### Description of the task
Restate every entry word for word.

### Given entries
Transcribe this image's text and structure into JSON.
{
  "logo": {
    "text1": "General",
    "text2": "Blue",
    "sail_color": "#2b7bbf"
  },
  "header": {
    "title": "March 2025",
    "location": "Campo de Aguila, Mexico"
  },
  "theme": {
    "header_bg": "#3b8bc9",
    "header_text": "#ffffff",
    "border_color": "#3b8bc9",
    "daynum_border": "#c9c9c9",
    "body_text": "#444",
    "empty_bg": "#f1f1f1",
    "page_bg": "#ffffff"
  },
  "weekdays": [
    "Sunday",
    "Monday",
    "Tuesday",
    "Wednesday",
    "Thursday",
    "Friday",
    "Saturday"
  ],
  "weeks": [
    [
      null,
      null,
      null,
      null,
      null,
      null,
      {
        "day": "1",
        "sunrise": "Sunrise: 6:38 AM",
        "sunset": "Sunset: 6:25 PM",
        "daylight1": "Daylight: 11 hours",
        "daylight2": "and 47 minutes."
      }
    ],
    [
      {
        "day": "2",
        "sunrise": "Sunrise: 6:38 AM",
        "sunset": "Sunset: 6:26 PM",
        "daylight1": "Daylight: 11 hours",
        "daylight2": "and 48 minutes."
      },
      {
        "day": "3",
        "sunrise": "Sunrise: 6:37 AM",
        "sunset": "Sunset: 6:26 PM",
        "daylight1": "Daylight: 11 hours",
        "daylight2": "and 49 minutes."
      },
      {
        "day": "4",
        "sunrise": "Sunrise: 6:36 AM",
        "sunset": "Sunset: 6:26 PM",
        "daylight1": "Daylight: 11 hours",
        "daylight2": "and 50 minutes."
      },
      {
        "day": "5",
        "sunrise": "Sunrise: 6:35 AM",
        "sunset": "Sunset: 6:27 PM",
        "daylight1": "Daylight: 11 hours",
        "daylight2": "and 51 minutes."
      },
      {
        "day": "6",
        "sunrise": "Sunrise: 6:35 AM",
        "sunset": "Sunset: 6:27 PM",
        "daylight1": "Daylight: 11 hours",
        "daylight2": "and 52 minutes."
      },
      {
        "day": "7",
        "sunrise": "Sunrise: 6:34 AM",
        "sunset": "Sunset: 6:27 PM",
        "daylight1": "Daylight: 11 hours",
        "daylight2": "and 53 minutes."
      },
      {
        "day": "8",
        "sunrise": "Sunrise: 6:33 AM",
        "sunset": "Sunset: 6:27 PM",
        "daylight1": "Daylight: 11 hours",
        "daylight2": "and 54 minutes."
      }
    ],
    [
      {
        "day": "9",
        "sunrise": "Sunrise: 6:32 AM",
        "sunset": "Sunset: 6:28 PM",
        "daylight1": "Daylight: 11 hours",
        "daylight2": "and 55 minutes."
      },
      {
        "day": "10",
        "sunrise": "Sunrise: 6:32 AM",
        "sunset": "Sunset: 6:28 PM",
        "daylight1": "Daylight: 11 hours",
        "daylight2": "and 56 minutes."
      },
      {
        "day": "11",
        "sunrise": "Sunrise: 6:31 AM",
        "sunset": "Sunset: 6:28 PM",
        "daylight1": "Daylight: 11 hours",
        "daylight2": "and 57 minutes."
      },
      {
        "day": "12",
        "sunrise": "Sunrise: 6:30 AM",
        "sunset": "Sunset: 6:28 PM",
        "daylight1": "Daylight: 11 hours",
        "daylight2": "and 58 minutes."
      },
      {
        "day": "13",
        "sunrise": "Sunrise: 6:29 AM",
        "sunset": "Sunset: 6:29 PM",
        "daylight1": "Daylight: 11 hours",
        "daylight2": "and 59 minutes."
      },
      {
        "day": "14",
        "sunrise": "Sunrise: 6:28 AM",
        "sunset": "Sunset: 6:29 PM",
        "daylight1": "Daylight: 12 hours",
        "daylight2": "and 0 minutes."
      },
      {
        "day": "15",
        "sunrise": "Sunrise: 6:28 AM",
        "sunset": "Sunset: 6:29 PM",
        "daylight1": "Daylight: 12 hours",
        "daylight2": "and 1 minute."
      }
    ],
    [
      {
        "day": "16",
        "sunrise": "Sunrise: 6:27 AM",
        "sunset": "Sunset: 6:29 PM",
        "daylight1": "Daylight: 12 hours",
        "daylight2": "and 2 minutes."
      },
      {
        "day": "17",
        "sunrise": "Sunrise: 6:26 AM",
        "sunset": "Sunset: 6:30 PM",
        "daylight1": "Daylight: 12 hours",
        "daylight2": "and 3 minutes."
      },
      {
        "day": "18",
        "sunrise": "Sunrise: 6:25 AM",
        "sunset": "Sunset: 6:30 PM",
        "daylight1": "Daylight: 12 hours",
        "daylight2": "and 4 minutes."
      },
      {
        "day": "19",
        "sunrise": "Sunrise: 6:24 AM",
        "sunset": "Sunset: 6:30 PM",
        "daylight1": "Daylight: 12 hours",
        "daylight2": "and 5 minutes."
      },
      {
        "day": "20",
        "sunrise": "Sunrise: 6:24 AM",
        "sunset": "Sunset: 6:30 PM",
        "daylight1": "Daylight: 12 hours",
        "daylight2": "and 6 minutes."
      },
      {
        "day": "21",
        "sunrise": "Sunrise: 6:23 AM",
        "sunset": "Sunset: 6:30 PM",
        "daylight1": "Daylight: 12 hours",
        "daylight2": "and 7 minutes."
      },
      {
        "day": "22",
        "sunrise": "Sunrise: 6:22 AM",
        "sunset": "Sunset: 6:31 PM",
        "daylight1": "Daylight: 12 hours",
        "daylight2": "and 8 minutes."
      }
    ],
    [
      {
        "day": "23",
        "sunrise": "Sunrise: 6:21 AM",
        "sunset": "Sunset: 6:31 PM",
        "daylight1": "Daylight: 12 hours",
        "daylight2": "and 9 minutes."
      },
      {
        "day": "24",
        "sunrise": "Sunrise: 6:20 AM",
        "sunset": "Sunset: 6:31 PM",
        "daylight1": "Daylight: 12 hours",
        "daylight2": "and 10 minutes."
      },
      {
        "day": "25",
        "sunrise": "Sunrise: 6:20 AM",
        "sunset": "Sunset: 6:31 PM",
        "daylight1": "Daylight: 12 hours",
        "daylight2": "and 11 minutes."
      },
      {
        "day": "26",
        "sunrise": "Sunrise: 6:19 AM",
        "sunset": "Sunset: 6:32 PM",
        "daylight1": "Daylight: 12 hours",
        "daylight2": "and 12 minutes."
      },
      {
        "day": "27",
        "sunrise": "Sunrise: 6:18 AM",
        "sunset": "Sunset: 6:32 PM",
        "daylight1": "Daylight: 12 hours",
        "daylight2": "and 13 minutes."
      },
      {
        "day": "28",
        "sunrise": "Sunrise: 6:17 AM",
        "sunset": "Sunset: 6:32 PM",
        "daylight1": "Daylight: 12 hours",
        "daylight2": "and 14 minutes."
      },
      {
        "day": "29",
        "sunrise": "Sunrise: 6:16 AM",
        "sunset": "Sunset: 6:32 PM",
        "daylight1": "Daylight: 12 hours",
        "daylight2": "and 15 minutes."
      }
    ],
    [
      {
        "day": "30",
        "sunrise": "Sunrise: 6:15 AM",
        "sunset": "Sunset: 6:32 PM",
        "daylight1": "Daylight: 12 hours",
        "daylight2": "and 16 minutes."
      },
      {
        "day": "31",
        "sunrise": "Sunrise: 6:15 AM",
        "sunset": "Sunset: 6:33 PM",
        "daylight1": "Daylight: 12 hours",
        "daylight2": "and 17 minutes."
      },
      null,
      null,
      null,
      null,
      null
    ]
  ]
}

### Solution for this task
Transcribe this image's text and structure into JSON.
{
  "logo": {
    "text1": "General",
    "text2": "Blue",
    "sail_color": "#2b7bbf"
  },
  "header": {
    "title": "March 2025",
    "location": "Campo de Aguila, Mexico"
  },
  "theme": {
    "header_bg": "#3b8bc9",
    "header_text": "#ffffff",
    "border_color": "#3b8bc9",
    "daynum_border": "#c9c9c9",
    "body_text": "#444",
    "empty_bg": "#f1f1f1",
    "page_bg": "#ffffff"
  },
  "weekdays": [
    "Sunday",
    "Monday",
    "Tuesday",
    "Wednesday",
    "Thursday",
    "Friday",
    "Saturday"
  ],
  "weeks": [
    [
      null,
      null,
      null,
      null,
      null,
      null,
      {
        "day": "1",
        "sunrise": "Sunrise: 6:38 AM",
        "sunset": "Sunset: 6:25 PM",
        "daylight1": "Daylight: 11 hours",
        "daylight2": "and 47 minutes."
      }
    ],
    [
      {
        "day": "2",
        "sunrise": "Sunrise: 6:38 AM",
        "sunset": "Sunset: 6:26 PM",
        "daylight1": "Daylight: 11 hours",
        "daylight2": "and 48 minutes."
      },
      {
        "day": "3",
        "sunrise": "Sunrise: 6:37 AM",
        "sunset": "Sunset: 6:26 PM",
        "daylight1": "Daylight: 11 hours",
        "daylight2": "and 49 minutes."
      },
      {
        "day": "4",
        "sunrise": "Sunrise: 6:36 AM",
        "sunset": "Sunset: 6:26 PM",
        "daylight1": "Daylight: 11 hours",
        "daylight2": "and 50 minutes."
      },
      {
        "day": "5",
        "sunrise": "Sunrise: 6:35 AM",
        "sunset": "Sunset: 6:27 PM",
        "daylight1": "Daylight: 11 hours",
        "daylight2": "and 51 minutes."
      },
      {
        "day": "6",
        "sunrise": "Sunrise: 6:35 AM",
        "sunset": "Sunset: 6:27 PM",
        "daylight1": "Daylight: 11 hours",
        "daylight2": "and 52 minutes."
      },
      {
        "day": "7",
        "sunrise": "Sunrise: 6:34 AM",
        "sunset": "Sunset: 6:27 PM",
        "daylight1": "Daylight: 11 hours",
        "daylight2": "and 53 minutes."
      },
      {
        "day": "8",
        "sunrise": "Sunrise: 6:33 AM",
        "sunset": "Sunset: 6:27 PM",
        "daylight1": "Daylight: 11 hours",
        "daylight2": "and 54 minutes."
      }
    ],
    [
      {
        "day": "9",
        "sunrise": "Sunrise: 6:32 AM",
        "sunset": "Sunset: 6:28 PM",
        "daylight1": "Daylight: 11 hours",
        "daylight2": "and 55 minutes."
      },
      {
        "day": "10",
        "sunrise": "Sunrise: 6:32 AM",
        "sunset": "Sunset: 6:28 PM",
        "daylight1": "Daylight: 11 hours",
        "daylight2": "and 56 minutes."
      },
      {
        "day": "11",
        "sunrise": "Sunrise: 6:31 AM",
        "sunset": "Sunset: 6:28 PM",
        "daylight1": "Daylight: 11 hours",
        "daylight2": "and 57 minutes."
      },
      {
        "day": "12",
        "sunrise": "Sunrise: 6:30 AM",
        "sunset": "Sunset: 6:28 PM",
        "daylight1": "Daylight: 11 hours",
        "daylight2": "and 58 minutes."
      },
      {
        "day": "13",
        "sunrise": "Sunrise: 6:29 AM",
        "sunset": "Sunset: 6:29 PM",
        "daylight1": "Daylight: 11 hours",
        "daylight2": "and 59 minutes."
      },
      {
        "day": "14",
        "sunrise": "Sunrise: 6:28 AM",
        "sunset": "Sunset: 6:29 PM",
        "daylight1": "Daylight: 12 hours",
        "daylight2": "and 0 minutes."
      },
      {
        "day": "15",
        "sunrise": "Sunrise: 6:28 AM",
        "sunset": "Sunset: 6:29 PM",
        "daylight1": "Daylight: 12 hours",
        "daylight2": "and 1 minute."
      }
    ],
    [
      {
        "day": "16",
        "sunrise": "Sunrise: 6:27 AM",
        "sunset": "Sunset: 6:29 PM",
        "daylight1": "Daylight: 12 hours",
        "daylight2": "and 2 minutes."
      },
      {
        "day": "17",
        "sunrise": "Sunrise: 6:26 AM",
        "sunset": "Sunset: 6:30 PM",
        "daylight1": "Daylight: 12 hours",
        "daylight2": "and 3 minutes."
      },
      {
        "day": "18",
        "sunrise": "Sunrise: 6:25 AM",
        "sunset": "Sunset: 6:30 PM",
        "daylight1": "Daylight: 12 hours",
        "daylight2": "and 4 minutes."
      },
      {
        "day": "19",
        "sunrise": "Sunrise: 6:24 AM",
        "sunset": "Sunset: 6:30 PM",
        "daylight1": "Daylight: 12 hours",
        "daylight2": "and 5 minutes."
      },
      {
        "day": "20",
        "sunrise": "Sunrise: 6:24 AM",
        "sunset": "Sunset: 6:30 PM",
        "daylight1": "Daylight: 12 hours",
        "daylight2": "and 6 minutes."
      },
      {
        "day": "21",
        "sunrise": "Sunrise: 6:23 AM",
        "sunset": "Sunset: 6:30 PM",
        "daylight1": "Daylight: 12 hours",
        "daylight2": "and 7 minutes."
      },
      {
        "day": "22",
        "sunrise": "Sunrise: 6:22 AM",
        "sunset": "Sunset: 6:31 PM",
        "daylight1": "Daylight: 12 hours",
        "daylight2": "and 8 minutes."
      }
    ],
    [
      {
        "day": "23",
        "sunrise": "Sunrise: 6:21 AM",
        "sunset": "Sunset: 6:31 PM",
        "daylight1": "Daylight: 12 hours",
        "daylight2": "and 9 minutes."
      },
      {
        "day": "24",
        "sunrise": "Sunrise: 6:20 AM",
        "sunset": "Sunset: 6:31 PM",
        "daylight1": "Daylight: 12 hours",
        "daylight2": "and 10 minutes."
      },
      {
        "day": "25",
        "sunrise": "Sunrise: 6:20 AM",
        "sunset": "Sunset: 6:31 PM",
        "daylight1": "Daylight: 12 hours",
        "daylight2": "and 11 minutes."
      },
      {
        "day": "26",
        "sunrise": "Sunrise: 6:19 AM",
        "sunset": "Sunset: 6:32 PM",
        "daylight1": "Daylight: 12 hours",
        "daylight2": "and 12 minutes."
      },
      {
        "day": "27",
        "sunrise": "Sunrise: 6:18 AM",
        "sunset": "Sunset: 6:32 PM",
        "daylight1": "Daylight: 12 hours",
        "daylight2": "and 13 minutes."
      },
      {
        "day": "28",
        "sunrise": "Sunrise: 6:17 AM",
        "sunset": "Sunset: 6:32 PM",
        "daylight1": "Daylight: 12 hours",
        "daylight2": "and 14 minutes."
      },
      {
        "day": "29",
        "sunrise": "Sunrise: 6:16 AM",
        "sunset": "Sunset: 6:32 PM",
        "daylight1": "Daylight: 12 hours",
        "daylight2": "and 15 minutes."
      }
    ],
    [
      {
        "day": "30",
        "sunrise": "Sunrise: 6:15 AM",
        "sunset": "Sunset: 6:32 PM",
        "daylight1": "Daylight: 12 hours",
        "daylight2": "and 16 minutes."
      },
      {
        "day": "31",
        "sunrise": "Sunrise: 6:15 AM",
        "sunset": "Sunset: 6:33 PM",
        "daylight1": "Daylight: 12 hours",
        "daylight2": "and 17 minutes."
      },
      null,
      null,
      null,
      null,
      null
    ]
  ]
}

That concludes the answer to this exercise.